Records from a dataset
═══
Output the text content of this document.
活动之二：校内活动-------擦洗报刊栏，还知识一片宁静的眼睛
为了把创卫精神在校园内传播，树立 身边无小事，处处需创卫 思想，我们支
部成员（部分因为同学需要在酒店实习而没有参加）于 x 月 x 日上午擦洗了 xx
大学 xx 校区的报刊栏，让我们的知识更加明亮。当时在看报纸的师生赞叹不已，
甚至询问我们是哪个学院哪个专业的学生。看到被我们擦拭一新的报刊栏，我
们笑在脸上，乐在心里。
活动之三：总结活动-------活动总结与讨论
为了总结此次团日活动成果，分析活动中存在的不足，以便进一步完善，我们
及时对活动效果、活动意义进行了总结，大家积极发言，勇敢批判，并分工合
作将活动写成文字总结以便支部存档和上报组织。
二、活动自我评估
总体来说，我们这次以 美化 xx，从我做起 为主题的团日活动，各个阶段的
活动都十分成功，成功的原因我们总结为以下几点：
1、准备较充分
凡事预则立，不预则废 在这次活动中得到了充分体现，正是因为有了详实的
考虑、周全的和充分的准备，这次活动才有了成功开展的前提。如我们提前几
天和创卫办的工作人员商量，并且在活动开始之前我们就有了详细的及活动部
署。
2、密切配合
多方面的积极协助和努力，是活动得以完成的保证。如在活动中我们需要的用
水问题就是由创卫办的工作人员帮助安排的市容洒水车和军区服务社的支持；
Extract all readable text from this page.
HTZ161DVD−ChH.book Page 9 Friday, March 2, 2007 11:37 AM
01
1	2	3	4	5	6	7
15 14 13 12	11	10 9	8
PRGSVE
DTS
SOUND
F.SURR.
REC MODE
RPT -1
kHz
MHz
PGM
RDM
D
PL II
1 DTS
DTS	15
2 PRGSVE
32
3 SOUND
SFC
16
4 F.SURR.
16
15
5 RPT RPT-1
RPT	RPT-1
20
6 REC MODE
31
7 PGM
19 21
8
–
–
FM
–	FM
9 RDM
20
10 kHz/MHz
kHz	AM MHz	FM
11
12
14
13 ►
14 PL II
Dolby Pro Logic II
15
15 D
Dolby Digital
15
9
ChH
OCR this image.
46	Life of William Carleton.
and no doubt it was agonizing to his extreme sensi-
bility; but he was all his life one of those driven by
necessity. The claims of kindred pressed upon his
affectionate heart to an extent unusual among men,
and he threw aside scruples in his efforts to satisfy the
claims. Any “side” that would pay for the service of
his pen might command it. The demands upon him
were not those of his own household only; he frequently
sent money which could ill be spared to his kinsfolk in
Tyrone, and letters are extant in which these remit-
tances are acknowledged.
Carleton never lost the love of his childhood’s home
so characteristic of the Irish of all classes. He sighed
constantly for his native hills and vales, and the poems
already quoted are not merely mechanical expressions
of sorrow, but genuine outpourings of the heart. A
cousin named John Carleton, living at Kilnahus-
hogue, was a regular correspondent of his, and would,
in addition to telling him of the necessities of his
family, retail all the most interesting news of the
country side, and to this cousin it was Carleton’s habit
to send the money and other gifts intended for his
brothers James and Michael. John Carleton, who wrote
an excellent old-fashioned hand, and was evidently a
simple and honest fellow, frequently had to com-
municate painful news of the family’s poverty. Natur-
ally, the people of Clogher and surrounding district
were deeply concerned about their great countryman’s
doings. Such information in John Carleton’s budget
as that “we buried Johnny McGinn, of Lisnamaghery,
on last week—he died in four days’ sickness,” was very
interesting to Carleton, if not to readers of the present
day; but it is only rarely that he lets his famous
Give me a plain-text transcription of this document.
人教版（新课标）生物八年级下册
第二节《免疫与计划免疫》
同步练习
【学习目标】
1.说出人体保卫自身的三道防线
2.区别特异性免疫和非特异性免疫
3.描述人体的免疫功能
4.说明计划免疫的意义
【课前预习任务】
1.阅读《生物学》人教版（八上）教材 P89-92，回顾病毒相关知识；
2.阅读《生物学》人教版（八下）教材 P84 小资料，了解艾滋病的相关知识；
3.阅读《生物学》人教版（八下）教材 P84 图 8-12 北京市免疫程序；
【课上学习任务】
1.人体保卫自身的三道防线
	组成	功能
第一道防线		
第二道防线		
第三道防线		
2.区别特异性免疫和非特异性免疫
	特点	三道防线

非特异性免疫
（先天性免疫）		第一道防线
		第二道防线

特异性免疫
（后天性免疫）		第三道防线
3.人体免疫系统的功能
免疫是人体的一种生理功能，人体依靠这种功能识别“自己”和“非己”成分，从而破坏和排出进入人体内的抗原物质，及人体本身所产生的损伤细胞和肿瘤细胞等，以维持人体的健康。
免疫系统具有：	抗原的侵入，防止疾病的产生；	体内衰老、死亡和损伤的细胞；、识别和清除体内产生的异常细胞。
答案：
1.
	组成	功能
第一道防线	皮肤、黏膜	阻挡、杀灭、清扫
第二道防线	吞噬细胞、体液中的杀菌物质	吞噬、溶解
═══
Repeat the listing in full, keeping every line exactly as it is.

Output the text content of this document.
活动之二：校内活动-------擦洗报刊栏，还知识一片宁静的眼睛
为了把创卫精神在校园内传播，树立 身边无小事，处处需创卫 思想，我们支
部成员（部分因为同学需要在酒店实习而没有参加）于 x 月 x 日上午擦洗了 xx
大学 xx 校区的报刊栏，让我们的知识更加明亮。当时在看报纸的师生赞叹不已，
甚至询问我们是哪个学院哪个专业的学生。看到被我们擦拭一新的报刊栏，我
们笑在脸上，乐在心里。
活动之三：总结活动-------活动总结与讨论
为了总结此次团日活动成果，分析活动中存在的不足，以便进一步完善，我们
及时对活动效果、活动意义进行了总结，大家积极发言，勇敢批判，并分工合
作将活动写成文字总结以便支部存档和上报组织。
二、活动自我评估
总体来说，我们这次以 美化 xx，从我做起 为主题的团日活动，各个阶段的
活动都十分成功，成功的原因我们总结为以下几点：
1、准备较充分
凡事预则立，不预则废 在这次活动中得到了充分体现，正是因为有了详实的
考虑、周全的和充分的准备，这次活动才有了成功开展的前提。如我们提前几
天和创卫办的工作人员商量，并且在活动开始之前我们就有了详细的及活动部
署。
2、密切配合
多方面的积极协助和努力，是活动得以完成的保证。如在活动中我们需要的用
水问题就是由创卫办的工作人员帮助安排的市容洒水车和军区服务社的支持；
Extract all readable text from this page.
HTZ161DVD−ChH.book Page 9 Friday, March 2, 2007 11:37 AM
01
1	2	3	4	5	6	7
15 14 13 12	11	10 9	8
PRGSVE
DTS
SOUND
F.SURR.
REC MODE
RPT -1
kHz
MHz
PGM
RDM
D
PL II
1 DTS
DTS	15
2 PRGSVE
32
3 SOUND
SFC
16
4 F.SURR.
16
15
5 RPT RPT-1
RPT	RPT-1
20
6 REC MODE
31
7 PGM
19 21
8
–
–
FM
–	FM
9 RDM
20
10 kHz/MHz
kHz	AM MHz	FM
11
12
14
13 ►
14 PL II
Dolby Pro Logic II
15
15 D
Dolby Digital
15
9
ChH
OCR this image.
46	Life of William Carleton.
and no doubt it was agonizing to his extreme sensi-
bility; but he was all his life one of those driven by
necessity. The claims of kindred pressed upon his
affectionate heart to an extent unusual among men,
and he threw aside scruples in his efforts to satisfy the
claims. Any “side” that would pay for the service of
his pen might command it. The demands upon him
were not those of his own household only; he frequently
sent money which could ill be spared to his kinsfolk in
Tyrone, and letters are extant in which these remit-
tances are acknowledged.
Carleton never lost the love of his childhood’s home
so characteristic of the Irish of all classes. He sighed
constantly for his native hills and vales, and the poems
already quoted are not merely mechanical expressions
of sorrow, but genuine outpourings of the heart. A
cousin named John Carleton, living at Kilnahus-
hogue, was a regular correspondent of his, and would,
in addition to telling him of the necessities of his
family, retail all the most interesting news of the
country side, and to this cousin it was Carleton’s habit
to send the money and other gifts intended for his
brothers James and Michael. John Carleton, who wrote
an excellent old-fashioned hand, and was evidently a
simple and honest fellow, frequently had to com-
municate painful news of the family’s poverty. Natur-
ally, the people of Clogher and surrounding district
were deeply concerned about their great countryman’s
doings. Such information in John Carleton’s budget
as that “we buried Johnny McGinn, of Lisnamaghery,
on last week—he died in four days’ sickness,” was very
interesting to Carleton, if not to readers of the present
day; but it is only rarely that he lets his famous
Give me a plain-text transcription of this document.
人教版（新课标）生物八年级下册
第二节《免疫与计划免疫》
同步练习
【学习目标】
1.说出人体保卫自身的三道防线
2.区别特异性免疫和非特异性免疫
3.描述人体的免疫功能
4.说明计划免疫的意义
【课前预习任务】
1.阅读《生物学》人教版（八上）教材 P89-92，回顾病毒相关知识；
2.阅读《生物学》人教版（八下）教材 P84 小资料，了解艾滋病的相关知识；
3.阅读《生物学》人教版（八下）教材 P84 图 8-12 北京市免疫程序；
【课上学习任务】
1.人体保卫自身的三道防线
	组成	功能
第一道防线		
第二道防线		
第三道防线		
2.区别特异性免疫和非特异性免疫
	特点	三道防线

非特异性免疫
（先天性免疫）		第一道防线
		第二道防线

特异性免疫
（后天性免疫）		第三道防线
3.人体免疫系统的功能
免疫是人体的一种生理功能，人体依靠这种功能识别“自己”和“非己”成分，从而破坏和排出进入人体内的抗原物质，及人体本身所产生的损伤细胞和肿瘤细胞等，以维持人体的健康。
免疫系统具有：	抗原的侵入，防止疾病的产生；	体内衰老、死亡和损伤的细胞；、识别和清除体内产生的异常细胞。
答案：
1.
	组成	功能
第一道防线	皮肤、黏膜	阻挡、杀灭、清扫
第二道防线	吞噬细胞、体液中的杀菌物质	吞噬、溶解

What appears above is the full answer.